(Figure dataset records)
____________
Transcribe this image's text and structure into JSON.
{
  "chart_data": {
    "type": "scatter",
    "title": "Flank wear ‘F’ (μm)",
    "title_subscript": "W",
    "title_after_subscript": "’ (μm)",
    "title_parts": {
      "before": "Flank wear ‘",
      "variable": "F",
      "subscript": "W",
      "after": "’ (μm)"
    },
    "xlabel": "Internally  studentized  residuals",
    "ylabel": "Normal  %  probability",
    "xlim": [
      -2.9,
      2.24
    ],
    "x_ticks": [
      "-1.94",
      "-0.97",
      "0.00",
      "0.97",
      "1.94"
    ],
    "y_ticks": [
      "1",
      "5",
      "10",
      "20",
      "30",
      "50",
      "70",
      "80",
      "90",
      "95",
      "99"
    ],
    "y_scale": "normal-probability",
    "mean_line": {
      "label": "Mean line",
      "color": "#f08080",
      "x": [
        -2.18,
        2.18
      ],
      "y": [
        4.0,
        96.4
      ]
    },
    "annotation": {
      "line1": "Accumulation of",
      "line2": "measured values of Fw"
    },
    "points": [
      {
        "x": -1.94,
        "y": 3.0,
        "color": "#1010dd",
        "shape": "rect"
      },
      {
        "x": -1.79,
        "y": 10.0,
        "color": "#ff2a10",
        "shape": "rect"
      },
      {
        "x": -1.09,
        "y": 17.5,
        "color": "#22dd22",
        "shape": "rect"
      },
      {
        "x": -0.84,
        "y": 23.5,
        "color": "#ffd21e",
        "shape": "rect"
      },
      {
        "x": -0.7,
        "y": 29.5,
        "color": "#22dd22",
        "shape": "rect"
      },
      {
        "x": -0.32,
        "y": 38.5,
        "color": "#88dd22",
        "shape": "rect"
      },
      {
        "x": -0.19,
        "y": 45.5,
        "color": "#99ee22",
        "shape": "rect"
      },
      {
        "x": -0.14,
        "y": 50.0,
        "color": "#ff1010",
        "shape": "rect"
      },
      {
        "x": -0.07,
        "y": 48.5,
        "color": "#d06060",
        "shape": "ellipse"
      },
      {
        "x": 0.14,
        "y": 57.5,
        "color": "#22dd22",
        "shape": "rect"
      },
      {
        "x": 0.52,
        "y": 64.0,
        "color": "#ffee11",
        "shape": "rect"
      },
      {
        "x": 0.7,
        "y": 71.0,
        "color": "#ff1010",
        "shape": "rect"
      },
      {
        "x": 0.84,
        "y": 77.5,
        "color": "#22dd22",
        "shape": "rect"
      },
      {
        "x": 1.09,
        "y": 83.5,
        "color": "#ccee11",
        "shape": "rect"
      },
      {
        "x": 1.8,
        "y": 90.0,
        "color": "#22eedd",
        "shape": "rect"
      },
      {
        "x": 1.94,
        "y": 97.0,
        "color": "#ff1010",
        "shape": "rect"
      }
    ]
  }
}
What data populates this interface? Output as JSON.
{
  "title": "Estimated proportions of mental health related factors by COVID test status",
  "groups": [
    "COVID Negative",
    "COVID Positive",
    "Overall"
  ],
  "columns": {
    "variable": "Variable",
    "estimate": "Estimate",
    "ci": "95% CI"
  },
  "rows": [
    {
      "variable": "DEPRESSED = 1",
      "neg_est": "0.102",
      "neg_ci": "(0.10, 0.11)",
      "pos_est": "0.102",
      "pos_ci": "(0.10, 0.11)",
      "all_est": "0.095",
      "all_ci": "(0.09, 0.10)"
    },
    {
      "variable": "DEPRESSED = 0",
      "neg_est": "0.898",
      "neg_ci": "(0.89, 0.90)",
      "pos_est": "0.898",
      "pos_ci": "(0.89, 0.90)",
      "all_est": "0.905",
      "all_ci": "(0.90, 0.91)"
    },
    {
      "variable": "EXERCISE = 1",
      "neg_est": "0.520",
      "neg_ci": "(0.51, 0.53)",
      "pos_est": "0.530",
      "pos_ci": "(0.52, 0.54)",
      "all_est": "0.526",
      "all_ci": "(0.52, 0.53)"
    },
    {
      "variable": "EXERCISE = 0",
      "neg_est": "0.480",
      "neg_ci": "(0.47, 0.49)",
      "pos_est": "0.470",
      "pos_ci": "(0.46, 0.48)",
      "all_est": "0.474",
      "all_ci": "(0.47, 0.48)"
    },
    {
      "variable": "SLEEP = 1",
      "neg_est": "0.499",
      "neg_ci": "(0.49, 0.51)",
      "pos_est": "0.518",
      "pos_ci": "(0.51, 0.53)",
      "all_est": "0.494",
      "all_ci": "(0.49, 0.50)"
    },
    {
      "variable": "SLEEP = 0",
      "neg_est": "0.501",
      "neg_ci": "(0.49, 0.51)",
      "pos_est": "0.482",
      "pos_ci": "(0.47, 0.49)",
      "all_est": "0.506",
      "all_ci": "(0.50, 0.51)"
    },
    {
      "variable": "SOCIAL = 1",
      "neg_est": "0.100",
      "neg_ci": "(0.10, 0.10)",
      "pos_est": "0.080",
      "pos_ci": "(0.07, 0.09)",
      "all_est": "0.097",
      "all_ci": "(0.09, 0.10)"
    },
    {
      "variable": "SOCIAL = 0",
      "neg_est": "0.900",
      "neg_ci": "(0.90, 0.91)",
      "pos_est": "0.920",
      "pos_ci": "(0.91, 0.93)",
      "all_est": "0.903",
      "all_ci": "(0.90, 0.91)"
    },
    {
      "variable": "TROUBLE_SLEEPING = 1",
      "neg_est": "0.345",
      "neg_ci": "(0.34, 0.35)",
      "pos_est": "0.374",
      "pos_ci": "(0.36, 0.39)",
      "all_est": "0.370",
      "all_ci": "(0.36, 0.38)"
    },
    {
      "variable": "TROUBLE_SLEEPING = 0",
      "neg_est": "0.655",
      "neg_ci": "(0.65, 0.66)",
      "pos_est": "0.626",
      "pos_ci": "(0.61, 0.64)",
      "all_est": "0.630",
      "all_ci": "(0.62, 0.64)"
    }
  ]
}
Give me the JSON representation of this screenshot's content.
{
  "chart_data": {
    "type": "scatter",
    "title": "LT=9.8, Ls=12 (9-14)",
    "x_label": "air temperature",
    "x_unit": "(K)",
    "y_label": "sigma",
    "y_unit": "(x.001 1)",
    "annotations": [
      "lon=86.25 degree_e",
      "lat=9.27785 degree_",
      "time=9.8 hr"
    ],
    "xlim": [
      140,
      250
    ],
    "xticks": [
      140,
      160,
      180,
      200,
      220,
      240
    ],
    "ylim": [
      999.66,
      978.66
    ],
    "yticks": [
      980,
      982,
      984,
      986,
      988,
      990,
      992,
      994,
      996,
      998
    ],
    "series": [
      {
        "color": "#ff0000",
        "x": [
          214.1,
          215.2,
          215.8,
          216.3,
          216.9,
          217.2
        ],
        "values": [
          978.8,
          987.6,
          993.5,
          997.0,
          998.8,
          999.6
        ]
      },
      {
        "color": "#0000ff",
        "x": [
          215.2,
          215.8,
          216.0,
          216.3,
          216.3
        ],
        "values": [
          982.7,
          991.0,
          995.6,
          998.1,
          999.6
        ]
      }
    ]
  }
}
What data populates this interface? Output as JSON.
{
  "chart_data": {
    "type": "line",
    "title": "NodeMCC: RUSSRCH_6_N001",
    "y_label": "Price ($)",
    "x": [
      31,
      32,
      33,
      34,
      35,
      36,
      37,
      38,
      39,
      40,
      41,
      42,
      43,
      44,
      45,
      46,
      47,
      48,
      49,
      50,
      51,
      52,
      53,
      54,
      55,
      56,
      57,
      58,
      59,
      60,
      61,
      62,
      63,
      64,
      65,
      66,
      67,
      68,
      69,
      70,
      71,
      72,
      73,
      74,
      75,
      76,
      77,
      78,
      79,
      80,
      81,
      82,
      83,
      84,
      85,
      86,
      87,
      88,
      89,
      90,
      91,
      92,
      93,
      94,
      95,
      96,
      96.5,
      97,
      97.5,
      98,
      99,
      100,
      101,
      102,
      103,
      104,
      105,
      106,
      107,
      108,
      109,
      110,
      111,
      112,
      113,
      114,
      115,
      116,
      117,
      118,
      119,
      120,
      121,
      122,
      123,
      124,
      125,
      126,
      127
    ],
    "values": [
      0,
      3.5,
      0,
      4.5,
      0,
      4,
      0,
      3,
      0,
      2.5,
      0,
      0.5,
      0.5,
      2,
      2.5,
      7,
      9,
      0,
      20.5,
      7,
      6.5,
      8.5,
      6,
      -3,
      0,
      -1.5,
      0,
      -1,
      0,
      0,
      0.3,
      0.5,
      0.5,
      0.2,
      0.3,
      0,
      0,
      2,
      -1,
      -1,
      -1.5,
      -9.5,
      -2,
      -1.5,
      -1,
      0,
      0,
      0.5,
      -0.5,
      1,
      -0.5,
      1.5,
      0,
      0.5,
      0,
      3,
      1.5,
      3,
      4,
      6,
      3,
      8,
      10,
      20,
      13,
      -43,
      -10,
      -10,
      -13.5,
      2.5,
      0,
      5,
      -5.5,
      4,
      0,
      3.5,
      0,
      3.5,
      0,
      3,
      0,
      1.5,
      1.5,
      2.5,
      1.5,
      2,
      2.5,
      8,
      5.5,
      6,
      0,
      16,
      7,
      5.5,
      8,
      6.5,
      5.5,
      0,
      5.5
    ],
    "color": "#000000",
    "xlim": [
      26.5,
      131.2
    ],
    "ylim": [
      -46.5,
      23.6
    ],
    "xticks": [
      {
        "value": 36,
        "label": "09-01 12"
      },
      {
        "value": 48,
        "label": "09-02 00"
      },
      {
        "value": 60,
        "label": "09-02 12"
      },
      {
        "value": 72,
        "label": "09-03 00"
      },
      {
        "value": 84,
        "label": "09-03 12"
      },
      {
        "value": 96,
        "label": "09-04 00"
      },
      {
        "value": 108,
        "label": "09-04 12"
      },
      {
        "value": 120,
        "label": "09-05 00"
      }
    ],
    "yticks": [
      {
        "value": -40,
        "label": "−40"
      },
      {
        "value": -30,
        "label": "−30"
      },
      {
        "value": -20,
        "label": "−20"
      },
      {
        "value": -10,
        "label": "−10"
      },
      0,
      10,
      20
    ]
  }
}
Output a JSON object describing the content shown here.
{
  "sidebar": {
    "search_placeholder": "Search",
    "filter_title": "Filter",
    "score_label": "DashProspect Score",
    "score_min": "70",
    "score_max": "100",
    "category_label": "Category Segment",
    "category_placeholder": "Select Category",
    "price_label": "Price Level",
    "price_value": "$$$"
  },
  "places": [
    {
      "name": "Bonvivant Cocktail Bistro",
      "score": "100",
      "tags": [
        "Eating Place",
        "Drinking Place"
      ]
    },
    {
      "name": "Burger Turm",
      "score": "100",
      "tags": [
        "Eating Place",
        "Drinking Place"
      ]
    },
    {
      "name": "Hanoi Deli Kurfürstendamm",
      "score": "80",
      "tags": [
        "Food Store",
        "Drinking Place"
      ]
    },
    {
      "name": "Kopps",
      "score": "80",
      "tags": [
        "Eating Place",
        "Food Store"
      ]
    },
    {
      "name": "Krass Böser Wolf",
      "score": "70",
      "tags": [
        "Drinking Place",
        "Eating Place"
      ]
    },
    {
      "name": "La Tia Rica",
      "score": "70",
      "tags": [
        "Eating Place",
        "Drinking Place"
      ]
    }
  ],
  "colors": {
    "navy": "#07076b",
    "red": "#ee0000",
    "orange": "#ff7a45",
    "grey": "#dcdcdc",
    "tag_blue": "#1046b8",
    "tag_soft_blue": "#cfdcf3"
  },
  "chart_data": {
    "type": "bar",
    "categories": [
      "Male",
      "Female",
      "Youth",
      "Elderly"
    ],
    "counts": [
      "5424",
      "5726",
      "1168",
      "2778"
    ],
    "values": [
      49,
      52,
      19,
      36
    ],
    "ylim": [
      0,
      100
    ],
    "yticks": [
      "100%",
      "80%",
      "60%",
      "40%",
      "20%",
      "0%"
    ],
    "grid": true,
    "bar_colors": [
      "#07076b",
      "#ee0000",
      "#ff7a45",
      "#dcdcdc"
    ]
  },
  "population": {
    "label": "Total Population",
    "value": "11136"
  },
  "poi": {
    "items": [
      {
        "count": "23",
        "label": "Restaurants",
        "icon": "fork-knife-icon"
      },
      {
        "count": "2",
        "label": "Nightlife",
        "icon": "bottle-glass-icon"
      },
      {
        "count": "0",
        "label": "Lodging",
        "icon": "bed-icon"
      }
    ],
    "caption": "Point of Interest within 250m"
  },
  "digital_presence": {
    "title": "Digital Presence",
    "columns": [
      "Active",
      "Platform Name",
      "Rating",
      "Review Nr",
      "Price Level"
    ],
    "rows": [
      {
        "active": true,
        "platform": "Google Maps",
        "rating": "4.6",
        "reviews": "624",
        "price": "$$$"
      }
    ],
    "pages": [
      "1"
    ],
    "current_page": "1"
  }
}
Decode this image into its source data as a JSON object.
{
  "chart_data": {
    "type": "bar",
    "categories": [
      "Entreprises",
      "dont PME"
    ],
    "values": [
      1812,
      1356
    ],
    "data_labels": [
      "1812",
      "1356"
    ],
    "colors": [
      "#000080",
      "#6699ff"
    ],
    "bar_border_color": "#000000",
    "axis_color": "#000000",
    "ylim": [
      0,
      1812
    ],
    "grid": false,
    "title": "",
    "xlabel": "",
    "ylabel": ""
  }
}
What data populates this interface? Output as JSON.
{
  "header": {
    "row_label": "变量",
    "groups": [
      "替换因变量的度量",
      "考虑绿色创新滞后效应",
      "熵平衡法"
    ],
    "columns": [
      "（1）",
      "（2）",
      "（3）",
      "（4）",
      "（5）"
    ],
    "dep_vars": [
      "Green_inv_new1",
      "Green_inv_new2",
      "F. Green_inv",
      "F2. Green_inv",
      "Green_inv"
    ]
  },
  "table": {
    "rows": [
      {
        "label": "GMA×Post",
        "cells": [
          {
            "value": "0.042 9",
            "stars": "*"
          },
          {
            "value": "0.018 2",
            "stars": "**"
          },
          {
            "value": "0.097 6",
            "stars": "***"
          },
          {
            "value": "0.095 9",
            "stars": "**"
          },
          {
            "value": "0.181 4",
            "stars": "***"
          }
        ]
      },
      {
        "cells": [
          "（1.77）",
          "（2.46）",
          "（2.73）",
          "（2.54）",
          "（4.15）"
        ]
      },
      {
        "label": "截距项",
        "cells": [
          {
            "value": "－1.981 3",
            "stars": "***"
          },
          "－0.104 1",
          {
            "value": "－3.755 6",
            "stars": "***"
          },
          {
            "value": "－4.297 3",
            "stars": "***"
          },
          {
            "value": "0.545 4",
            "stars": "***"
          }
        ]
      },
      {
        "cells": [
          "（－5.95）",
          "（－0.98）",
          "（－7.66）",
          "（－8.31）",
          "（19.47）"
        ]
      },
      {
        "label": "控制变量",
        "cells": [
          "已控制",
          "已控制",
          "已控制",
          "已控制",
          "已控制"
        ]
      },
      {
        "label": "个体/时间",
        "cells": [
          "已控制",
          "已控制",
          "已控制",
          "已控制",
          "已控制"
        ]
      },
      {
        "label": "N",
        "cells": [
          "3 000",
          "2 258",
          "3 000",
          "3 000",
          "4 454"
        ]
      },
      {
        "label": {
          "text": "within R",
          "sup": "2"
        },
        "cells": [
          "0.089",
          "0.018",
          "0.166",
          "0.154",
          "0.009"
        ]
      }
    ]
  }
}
____________
EXERCISE:
Look through the entries above and report each line where the string "DEPRESSED" occurs.

THE RESULT:
      "variable": "DEPRESSED = 1",
      "variable": "DEPRESSED = 0",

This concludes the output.